**What is required**
Type out the data exactly as given. Skip any image.

..............................

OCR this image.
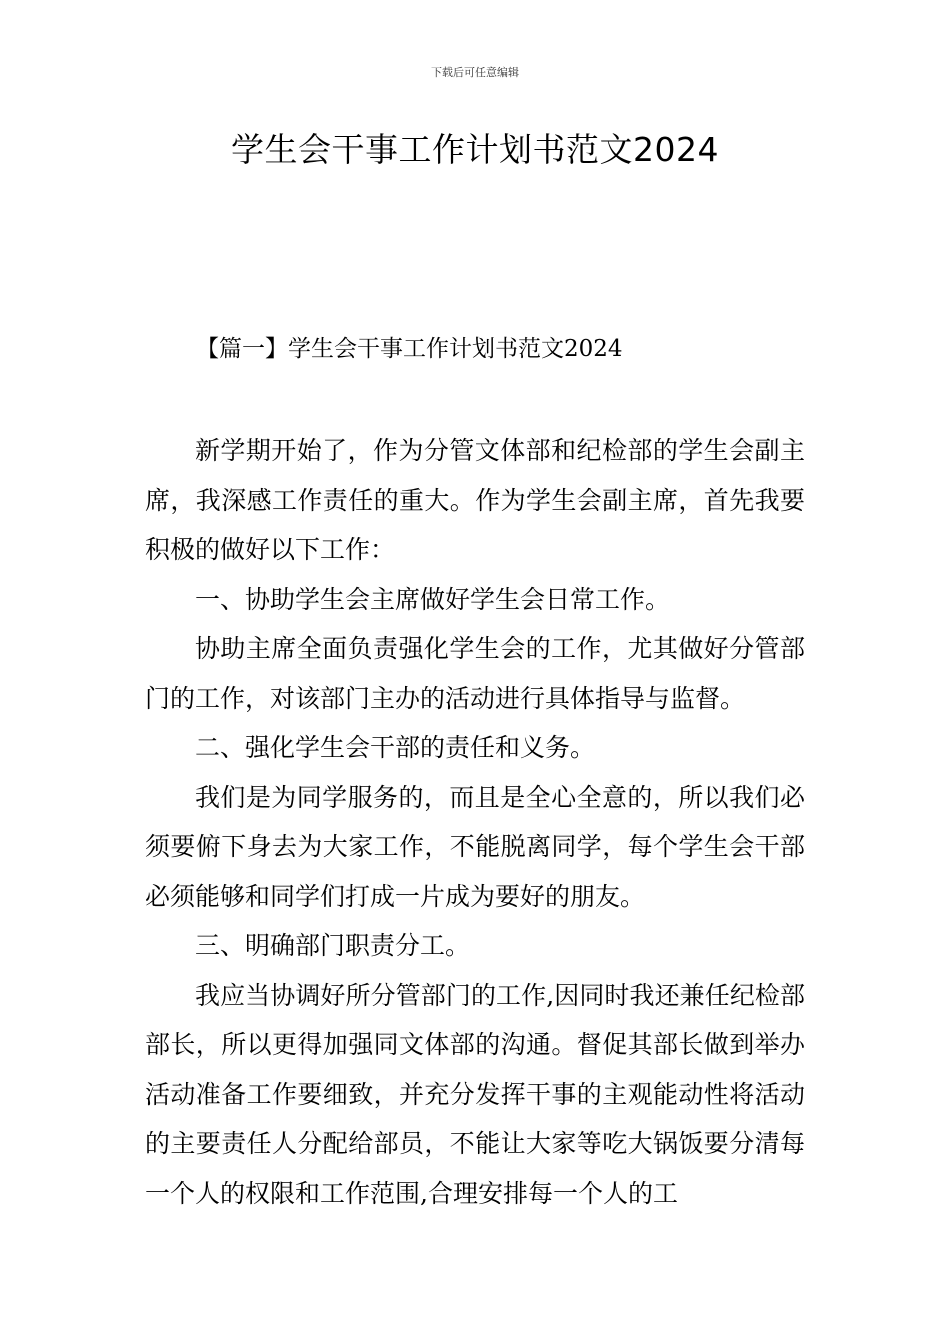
下载后可任意编辑
学生会干事工作计划书范文2024
【篇一】学生会干事工作计划书范文2024

新学期开始了，作为分管文体部和纪检部的学生会副主席，我深感工作责任的重大。作为学生会副主席，首先我要积极的做好以下工作：

一、协助学生会主席做好学生会日常工作。

协助主席全面负责强化学生会的工作，尤其做好分管部门的工作，对该部门主办的活动进行具体指导与监督。

二、强化学生会干部的责任和义务。

我们是为同学服务的，而且是全心全意的，所以我们必须要俯下身去为大家工作，不能脱离同学，每个学生会干部必须能够和同学们打成一片成为要好的朋友。

三、明确部门职责分工。

我应当协调好所分管部门的工作,因同时我还兼任纪检部部长，所以更得加强同文体部的沟通。督促其部长做到举办活动准备工作要细致，并充分发挥干事的主观能动性将活动的主要责任人分配给部员，不能让大家等吃大锅饭要分清每一个人的权限和工作范围,合理安排每一个人的工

..............................

**Task answer**
OCR this image.
下载后可任意编辑
学生会干事工作计划书范文2024
【篇一】学生会干事工作计划书范文2024

新学期开始了，作为分管文体部和纪检部的学生会副主席，我深感工作责任的重大。作为学生会副主席，首先我要积极的做好以下工作：

一、协助学生会主席做好学生会日常工作。

协助主席全面负责强化学生会的工作，尤其做好分管部门的工作，对该部门主办的活动进行具体指导与监督。

二、强化学生会干部的责任和义务。

我们是为同学服务的，而且是全心全意的，所以我们必须要俯下身去为大家工作，不能脱离同学，每个学生会干部必须能够和同学们打成一片成为要好的朋友。

三、明确部门职责分工。

我应当协调好所分管部门的工作,因同时我还兼任纪检部部长，所以更得加强同文体部的沟通。督促其部长做到举办活动准备工作要细致，并充分发挥干事的主观能动性将活动的主要责任人分配给部员，不能让大家等吃大锅饭要分清每一个人的权限和工作范围,合理安排每一个人的工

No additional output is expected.